## Given request
Repeat each record exactly as written, and drop any images.

(Data entries)
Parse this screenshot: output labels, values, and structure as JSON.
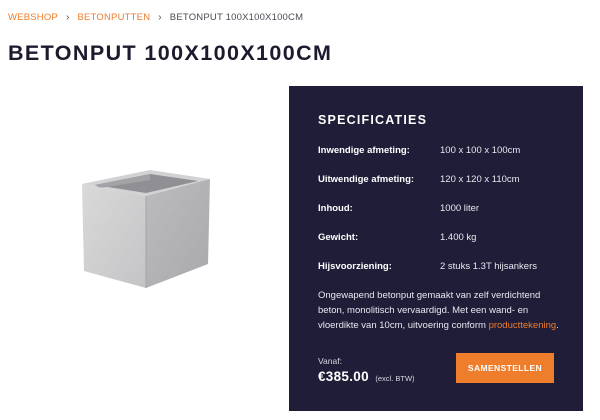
{
  "breadcrumb": {
    "items": [
      "WEBSHOP",
      "BETONPUTTEN",
      "BETONPUT 100X100X100CM"
    ],
    "separator": "›"
  },
  "page_title": "BETONPUT 100X100X100CM",
  "product_image": {
    "alt_icon": "concrete-box-icon"
  },
  "specs": {
    "heading": "SPECIFICATIES",
    "rows": [
      {
        "label": "Inwendige afmeting:",
        "value": "100 x 100 x 100cm"
      },
      {
        "label": "Uitwendige afmeting:",
        "value": "120 x 120 x 110cm"
      },
      {
        "label": "Inhoud:",
        "value": "1000 liter"
      },
      {
        "label": "Gewicht:",
        "value": "1.400 kg"
      },
      {
        "label": "Hijsvoorziening:",
        "value": "2 stuks 1.3T hijsankers"
      }
    ],
    "description": "Ongewapend betonput gemaakt van zelf verdichtend beton, monolitisch vervaardigd. Met een wand- en vloerdikte van 10cm, uitvoering conform ",
    "description_link": "producttekening",
    "description_end": "."
  },
  "price": {
    "caption": "Vanaf:",
    "amount": "€385.00",
    "note": "(excl. BTW)"
  },
  "cta": {
    "label": "SAMENSTELLEN"
  },
  "colors": {
    "accent": "#ee7d2c",
    "panel": "#1f1d38",
    "title": "#1c1b2e"
  }
}
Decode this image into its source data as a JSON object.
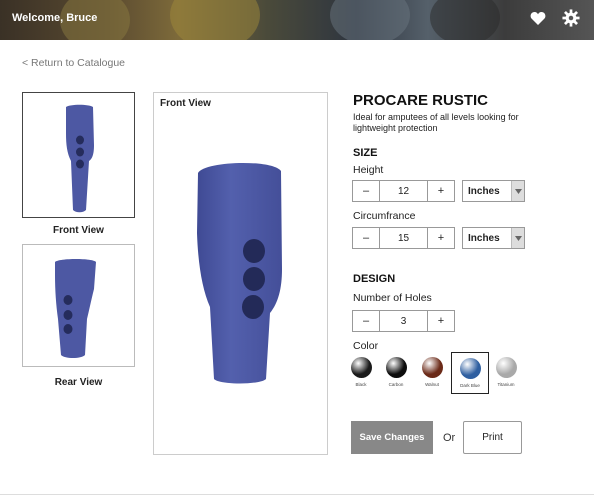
{
  "header": {
    "welcome": "Welcome, Bruce",
    "icons": [
      "heart-icon",
      "gear-icon"
    ]
  },
  "nav": {
    "return_link": "< Return to Catalogue"
  },
  "thumbnails": {
    "front_label": "Front View",
    "rear_label": "Rear View"
  },
  "main_view": {
    "title": "Front View"
  },
  "product": {
    "name": "PROCARE RUSTIC",
    "description": "Ideal for amputees of all levels looking for lightweight protection",
    "color_hex": "#4d58a3"
  },
  "size": {
    "section_title": "SIZE",
    "height_label": "Height",
    "height_value": "12",
    "height_unit": "Inches",
    "circumference_label": "Circumfrance",
    "circumference_value": "15",
    "circumference_unit": "Inches"
  },
  "design": {
    "section_title": "DESIGN",
    "holes_label": "Number of Holes",
    "holes_value": "3",
    "color_label": "Color",
    "colors": [
      {
        "name": "Black",
        "hex": "#1a1a1a"
      },
      {
        "name": "Carbon",
        "hex": "#0d0d0d"
      },
      {
        "name": "Walnut",
        "hex": "#6b2a18"
      },
      {
        "name": "Dark Blue",
        "hex": "#2f5fa0"
      },
      {
        "name": "Titanium",
        "hex": "#a9a9a9"
      }
    ],
    "selected_color": "Dark Blue"
  },
  "stepper": {
    "minus": "–",
    "plus": "+"
  },
  "actions": {
    "save_label": "Save Changes",
    "or_label": "Or",
    "print_label": "Print"
  }
}
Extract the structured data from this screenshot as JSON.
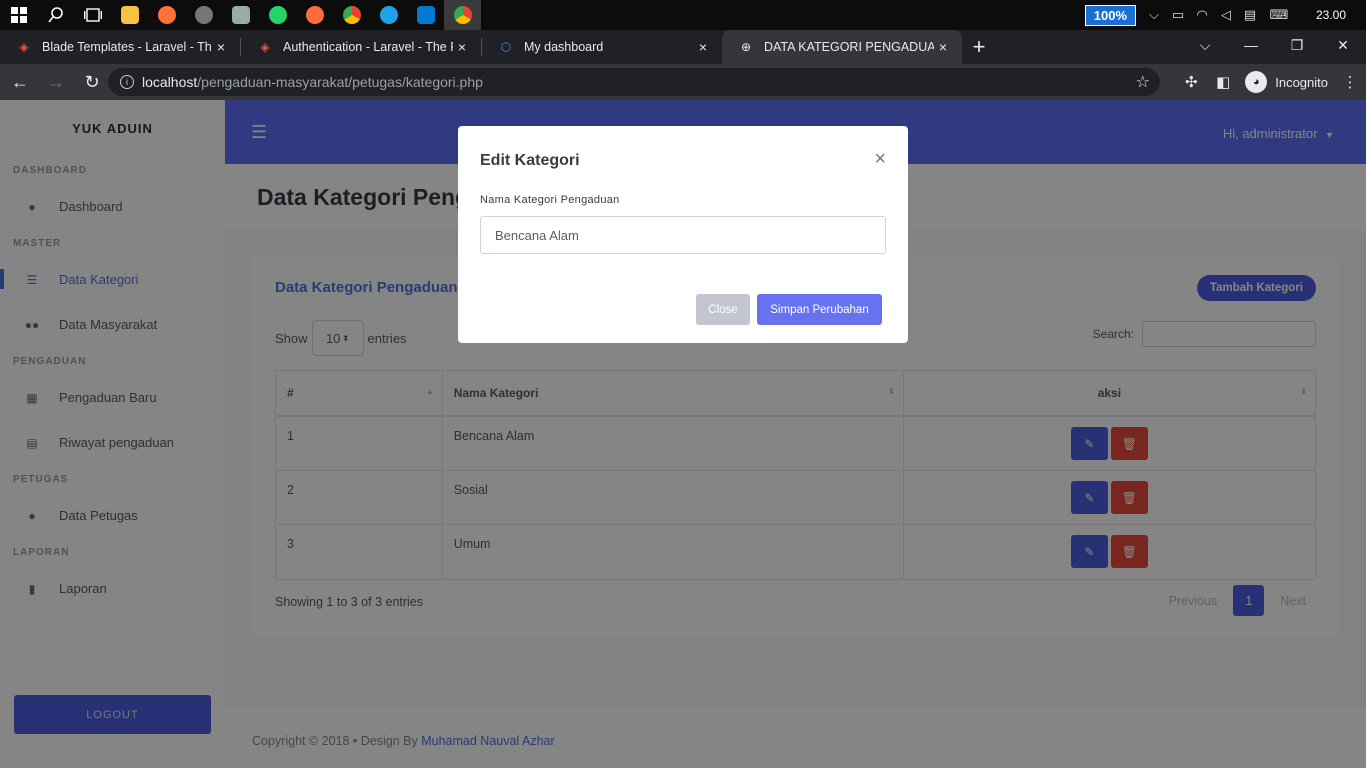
{
  "taskbar": {
    "zoom": "100%",
    "clock": "23.00"
  },
  "browser": {
    "tabs": [
      {
        "title": "Blade Templates - Laravel - The P",
        "close": "×",
        "favicon_color": "#f05340"
      },
      {
        "title": "Authentication - Laravel - The PH",
        "close": "×",
        "favicon_color": "#f05340"
      },
      {
        "title": "My dashboard",
        "close": "×",
        "favicon_color": "#4d8ef8"
      },
      {
        "title": "DATA KATEGORI PENGADUAN",
        "close": "×",
        "favicon_color": "#e8eaed"
      }
    ],
    "new_tab": "+",
    "url_host": "localhost",
    "url_path": "/pengaduan-masyarakat/petugas/kategori.php",
    "profile_label": "Incognito"
  },
  "sidebar": {
    "brand": "YUK ADUIN",
    "sections": [
      {
        "heading": "DASHBOARD",
        "items": [
          {
            "label": "Dashboard",
            "icon": "fire-icon"
          }
        ]
      },
      {
        "heading": "MASTER",
        "items": [
          {
            "label": "Data Kategori",
            "icon": "list-icon"
          },
          {
            "label": "Data Masyarakat",
            "icon": "users-icon"
          }
        ]
      },
      {
        "heading": "PENGADUAN",
        "items": [
          {
            "label": "Pengaduan Baru",
            "icon": "grid-icon"
          },
          {
            "label": "Riwayat pengaduan",
            "icon": "table-icon"
          }
        ]
      },
      {
        "heading": "PETUGAS",
        "items": [
          {
            "label": "Data Petugas",
            "icon": "user-icon"
          }
        ]
      },
      {
        "heading": "LAPORAN",
        "items": [
          {
            "label": "Laporan",
            "icon": "file-icon"
          }
        ]
      }
    ],
    "logout": "LOGOUT"
  },
  "topnav": {
    "user_greeting": "Hi, administrator"
  },
  "page": {
    "title": "Data Kategori Pengaduan"
  },
  "card": {
    "title": "Data Kategori Pengaduan",
    "add_button": "Tambah Kategori",
    "show_label": "Show",
    "entries_value": "10",
    "entries_label": "entries",
    "search_label": "Search:",
    "columns": [
      "#",
      "Nama Kategori",
      "aksi"
    ],
    "rows": [
      {
        "no": "1",
        "nama": "Bencana Alam"
      },
      {
        "no": "2",
        "nama": "Sosial"
      },
      {
        "no": "3",
        "nama": "Umum"
      }
    ],
    "info": "Showing 1 to 3 of 3 entries",
    "pager": {
      "previous": "Previous",
      "current": "1",
      "next": "Next"
    }
  },
  "footer": {
    "copyright": "Copyright © 2018  •  Design By ",
    "author": "Muhamad Nauval Azhar"
  },
  "modal": {
    "title": "Edit Kategori",
    "close_icon": "×",
    "label": "Nama Kategori Pengaduan",
    "input_value": "Bencana Alam",
    "close_button": "Close",
    "save_button": "Simpan Perubahan"
  },
  "colors": {
    "primary": "#4e5ee0",
    "topnav": "#5b6ff7",
    "danger": "#e74a3b"
  }
}
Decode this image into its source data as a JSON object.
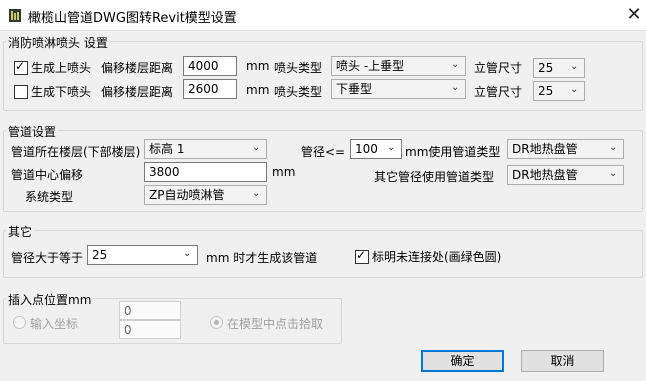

## Full solution
Parse this screenshot: output labels, values, and structure as JSON.
{
  "breadcrumb": {
    "items": [
      "WEBSHOP",
      "BETONPUTTEN",
      "BETONPUT 100X100X100CM"
    ],
    "separator": "›"
  },
  "page_title": "BETONPUT 100X100X100CM",
  "product_image": {
    "alt_icon": "concrete-box-icon"
  },
  "specs": {
    "heading": "SPECIFICATIES",
    "rows": [
      {
        "label": "Inwendige afmeting:",
        "value": "100 x 100 x 100cm"
      },
      {
        "label": "Uitwendige afmeting:",
        "value": "120 x 120 x 110cm"
      },
      {
        "label": "Inhoud:",
        "value": "1000 liter"
      },
      {
        "label": "Gewicht:",
        "value": "1.400 kg"
      },
      {
        "label": "Hijsvoorziening:",
        "value": "2 stuks 1.3T hijsankers"
      }
    ],
    "description": "Ongewapend betonput gemaakt van zelf verdichtend beton, monolitisch vervaardigd. Met een wand- en vloerdikte van 10cm, uitvoering conform ",
    "description_link": "producttekening",
    "description_end": "."
  },
  "price": {
    "caption": "Vanaf:",
    "amount": "€385.00",
    "note": "(excl. BTW)"
  },
  "cta": {
    "label": "SAMENSTELLEN"
  },
  "colors": {
    "accent": "#ee7d2c",
    "panel": "#1f1d38",
    "title": "#1c1b2e"
  }
}
Decode this image into its source data as a JSON object.
{
  "header": {
    "welcome": "Welcome, Bruce",
    "icons": [
      "heart-icon",
      "gear-icon"
    ]
  },
  "nav": {
    "return_link": "< Return to Catalogue"
  },
  "thumbnails": {
    "front_label": "Front View",
    "rear_label": "Rear View"
  },
  "main_view": {
    "title": "Front View"
  },
  "product": {
    "name": "PROCARE RUSTIC",
    "description": "Ideal for amputees of all levels looking for lightweight protection",
    "color_hex": "#4d58a3"
  },
  "size": {
    "section_title": "SIZE",
    "height_label": "Height",
    "height_value": "12",
    "height_unit": "Inches",
    "circumference_label": "Circumfrance",
    "circumference_value": "15",
    "circumference_unit": "Inches"
  },
  "design": {
    "section_title": "DESIGN",
    "holes_label": "Number of Holes",
    "holes_value": "3",
    "color_label": "Color",
    "colors": [
      {
        "name": "Black",
        "hex": "#1a1a1a"
      },
      {
        "name": "Carbon",
        "hex": "#0d0d0d"
      },
      {
        "name": "Walnut",
        "hex": "#6b2a18"
      },
      {
        "name": "Dark Blue",
        "hex": "#2f5fa0"
      },
      {
        "name": "Titanium",
        "hex": "#a9a9a9"
      }
    ],
    "selected_color": "Dark Blue"
  },
  "stepper": {
    "minus": "–",
    "plus": "+"
  },
  "actions": {
    "save_label": "Save Changes",
    "or_label": "Or",
    "print_label": "Print"
  }
}
Extract the structured data from this screenshot as JSON.
{
  "taskbar": {
    "zoom": "100%",
    "clock": "23.00"
  },
  "browser": {
    "tabs": [
      {
        "title": "Blade Templates - Laravel - The P",
        "close": "×",
        "favicon_color": "#f05340"
      },
      {
        "title": "Authentication - Laravel - The PH",
        "close": "×",
        "favicon_color": "#f05340"
      },
      {
        "title": "My dashboard",
        "close": "×",
        "favicon_color": "#4d8ef8"
      },
      {
        "title": "DATA KATEGORI PENGADUAN",
        "close": "×",
        "favicon_color": "#e8eaed"
      }
    ],
    "new_tab": "+",
    "url_host": "localhost",
    "url_path": "/pengaduan-masyarakat/petugas/kategori.php",
    "profile_label": "Incognito"
  },
  "sidebar": {
    "brand": "YUK ADUIN",
    "sections": [
      {
        "heading": "DASHBOARD",
        "items": [
          {
            "label": "Dashboard",
            "icon": "fire-icon"
          }
        ]
      },
      {
        "heading": "MASTER",
        "items": [
          {
            "label": "Data Kategori",
            "icon": "list-icon"
          },
          {
            "label": "Data Masyarakat",
            "icon": "users-icon"
          }
        ]
      },
      {
        "heading": "PENGADUAN",
        "items": [
          {
            "label": "Pengaduan Baru",
            "icon": "grid-icon"
          },
          {
            "label": "Riwayat pengaduan",
            "icon": "table-icon"
          }
        ]
      },
      {
        "heading": "PETUGAS",
        "items": [
          {
            "label": "Data Petugas",
            "icon": "user-icon"
          }
        ]
      },
      {
        "heading": "LAPORAN",
        "items": [
          {
            "label": "Laporan",
            "icon": "file-icon"
          }
        ]
      }
    ],
    "logout": "LOGOUT"
  },
  "topnav": {
    "user_greeting": "Hi, administrator"
  },
  "page": {
    "title": "Data Kategori Pengaduan"
  },
  "card": {
    "title": "Data Kategori Pengaduan",
    "add_button": "Tambah Kategori",
    "show_label": "Show",
    "entries_value": "10",
    "entries_label": "entries",
    "search_label": "Search:",
    "columns": [
      "#",
      "Nama Kategori",
      "aksi"
    ],
    "rows": [
      {
        "no": "1",
        "nama": "Bencana Alam"
      },
      {
        "no": "2",
        "nama": "Sosial"
      },
      {
        "no": "3",
        "nama": "Umum"
      }
    ],
    "info": "Showing 1 to 3 of 3 entries",
    "pager": {
      "previous": "Previous",
      "current": "1",
      "next": "Next"
    }
  },
  "footer": {
    "copyright": "Copyright © 2018  •  Design By ",
    "author": "Muhamad Nauval Azhar"
  },
  "modal": {
    "title": "Edit Kategori",
    "close_icon": "×",
    "label": "Nama Kategori Pengaduan",
    "input_value": "Bencana Alam",
    "close_button": "Close",
    "save_button": "Simpan Perubahan"
  },
  "colors": {
    "primary": "#4e5ee0",
    "topnav": "#5b6ff7",
    "danger": "#e74a3b"
  }
}
Decode this image into its source data as a JSON object.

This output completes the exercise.